Exercise prompt: Give only the number of lines in the data that include the string "Ensure".

Saved data entries:
-- -- --
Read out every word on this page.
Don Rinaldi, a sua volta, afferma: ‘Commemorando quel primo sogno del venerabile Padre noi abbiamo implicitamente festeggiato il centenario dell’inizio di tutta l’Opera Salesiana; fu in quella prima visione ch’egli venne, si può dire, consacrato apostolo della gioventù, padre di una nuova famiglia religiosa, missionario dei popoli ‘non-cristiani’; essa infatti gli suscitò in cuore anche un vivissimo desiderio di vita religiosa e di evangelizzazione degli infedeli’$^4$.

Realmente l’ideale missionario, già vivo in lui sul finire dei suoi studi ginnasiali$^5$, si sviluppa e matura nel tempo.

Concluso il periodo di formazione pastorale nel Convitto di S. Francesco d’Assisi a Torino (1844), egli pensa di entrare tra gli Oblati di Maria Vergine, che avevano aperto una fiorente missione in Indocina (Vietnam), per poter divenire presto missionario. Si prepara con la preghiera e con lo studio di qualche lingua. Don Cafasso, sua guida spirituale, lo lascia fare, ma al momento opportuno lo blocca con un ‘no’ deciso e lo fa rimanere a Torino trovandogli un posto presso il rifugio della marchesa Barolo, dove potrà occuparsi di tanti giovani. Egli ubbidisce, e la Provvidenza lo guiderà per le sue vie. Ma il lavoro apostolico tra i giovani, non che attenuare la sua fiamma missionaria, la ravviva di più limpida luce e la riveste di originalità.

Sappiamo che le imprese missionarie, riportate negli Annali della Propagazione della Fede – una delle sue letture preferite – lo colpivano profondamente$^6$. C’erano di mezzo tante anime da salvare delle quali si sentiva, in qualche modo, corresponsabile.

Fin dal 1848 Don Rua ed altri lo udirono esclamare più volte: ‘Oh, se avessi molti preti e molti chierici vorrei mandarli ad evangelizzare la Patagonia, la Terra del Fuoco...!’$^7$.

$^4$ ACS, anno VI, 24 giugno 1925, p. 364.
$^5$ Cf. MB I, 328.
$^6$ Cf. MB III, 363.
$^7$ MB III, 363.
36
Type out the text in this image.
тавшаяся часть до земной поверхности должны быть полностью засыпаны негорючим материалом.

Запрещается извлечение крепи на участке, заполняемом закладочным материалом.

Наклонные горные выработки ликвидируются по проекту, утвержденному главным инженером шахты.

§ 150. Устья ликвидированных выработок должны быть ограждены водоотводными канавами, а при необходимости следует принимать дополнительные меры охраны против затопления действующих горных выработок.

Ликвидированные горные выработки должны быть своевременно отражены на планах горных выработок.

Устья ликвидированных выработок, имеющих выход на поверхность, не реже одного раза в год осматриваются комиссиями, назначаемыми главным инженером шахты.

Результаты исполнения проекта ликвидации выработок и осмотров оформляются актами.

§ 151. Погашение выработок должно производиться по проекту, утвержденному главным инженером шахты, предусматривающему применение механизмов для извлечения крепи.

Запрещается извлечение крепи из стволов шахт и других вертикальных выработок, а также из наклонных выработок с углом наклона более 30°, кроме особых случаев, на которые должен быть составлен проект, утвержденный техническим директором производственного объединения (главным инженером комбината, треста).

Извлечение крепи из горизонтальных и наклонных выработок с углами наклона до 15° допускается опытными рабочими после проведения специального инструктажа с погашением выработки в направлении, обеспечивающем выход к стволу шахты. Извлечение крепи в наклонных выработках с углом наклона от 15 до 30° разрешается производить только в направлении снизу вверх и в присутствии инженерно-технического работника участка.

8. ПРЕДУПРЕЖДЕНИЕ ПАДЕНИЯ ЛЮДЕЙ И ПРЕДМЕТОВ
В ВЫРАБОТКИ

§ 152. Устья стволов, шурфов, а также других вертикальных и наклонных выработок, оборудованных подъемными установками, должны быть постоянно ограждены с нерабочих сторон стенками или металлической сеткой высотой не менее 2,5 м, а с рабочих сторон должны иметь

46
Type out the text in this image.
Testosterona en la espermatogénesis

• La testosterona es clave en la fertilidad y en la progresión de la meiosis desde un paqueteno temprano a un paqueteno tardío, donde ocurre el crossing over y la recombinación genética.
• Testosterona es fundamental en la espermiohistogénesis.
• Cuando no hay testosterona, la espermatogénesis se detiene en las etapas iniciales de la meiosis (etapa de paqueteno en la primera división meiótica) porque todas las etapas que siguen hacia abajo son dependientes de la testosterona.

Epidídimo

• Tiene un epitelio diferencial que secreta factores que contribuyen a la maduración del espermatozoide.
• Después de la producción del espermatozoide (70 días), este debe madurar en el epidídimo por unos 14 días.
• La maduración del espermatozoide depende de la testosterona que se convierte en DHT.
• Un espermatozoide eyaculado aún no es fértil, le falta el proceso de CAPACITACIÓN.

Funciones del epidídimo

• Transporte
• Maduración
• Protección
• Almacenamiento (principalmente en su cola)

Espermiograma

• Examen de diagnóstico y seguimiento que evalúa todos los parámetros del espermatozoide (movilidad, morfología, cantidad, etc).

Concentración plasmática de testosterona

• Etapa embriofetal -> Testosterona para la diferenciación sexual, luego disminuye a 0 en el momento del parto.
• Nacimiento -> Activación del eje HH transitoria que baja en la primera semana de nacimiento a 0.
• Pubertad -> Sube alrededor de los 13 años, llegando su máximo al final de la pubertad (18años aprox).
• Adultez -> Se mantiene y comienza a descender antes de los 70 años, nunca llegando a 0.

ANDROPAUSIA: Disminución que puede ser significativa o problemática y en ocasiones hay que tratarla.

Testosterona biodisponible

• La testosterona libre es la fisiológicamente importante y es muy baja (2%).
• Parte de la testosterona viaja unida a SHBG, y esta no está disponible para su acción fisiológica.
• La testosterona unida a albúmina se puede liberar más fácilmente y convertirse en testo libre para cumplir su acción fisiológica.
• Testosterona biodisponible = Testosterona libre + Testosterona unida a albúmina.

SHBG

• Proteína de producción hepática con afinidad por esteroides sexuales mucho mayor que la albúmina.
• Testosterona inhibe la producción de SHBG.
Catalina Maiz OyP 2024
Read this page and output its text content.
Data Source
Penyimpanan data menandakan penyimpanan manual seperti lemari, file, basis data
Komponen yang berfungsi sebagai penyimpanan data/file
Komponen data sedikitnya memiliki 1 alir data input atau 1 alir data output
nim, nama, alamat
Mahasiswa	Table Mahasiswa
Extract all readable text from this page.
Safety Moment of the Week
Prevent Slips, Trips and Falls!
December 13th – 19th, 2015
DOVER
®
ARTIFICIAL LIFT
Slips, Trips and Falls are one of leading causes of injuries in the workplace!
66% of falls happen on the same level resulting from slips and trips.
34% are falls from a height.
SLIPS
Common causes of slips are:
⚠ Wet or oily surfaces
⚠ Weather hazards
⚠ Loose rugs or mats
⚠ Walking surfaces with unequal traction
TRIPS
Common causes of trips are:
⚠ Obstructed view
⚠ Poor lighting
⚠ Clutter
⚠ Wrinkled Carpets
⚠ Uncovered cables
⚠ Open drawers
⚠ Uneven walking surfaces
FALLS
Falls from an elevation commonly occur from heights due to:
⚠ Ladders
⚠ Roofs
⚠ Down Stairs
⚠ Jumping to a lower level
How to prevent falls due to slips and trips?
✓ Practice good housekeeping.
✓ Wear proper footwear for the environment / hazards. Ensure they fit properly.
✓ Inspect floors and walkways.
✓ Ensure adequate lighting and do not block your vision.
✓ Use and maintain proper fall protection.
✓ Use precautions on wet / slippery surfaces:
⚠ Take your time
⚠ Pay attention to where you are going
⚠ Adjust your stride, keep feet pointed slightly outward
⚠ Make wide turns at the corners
-- -- --
Answer to this exercise: 2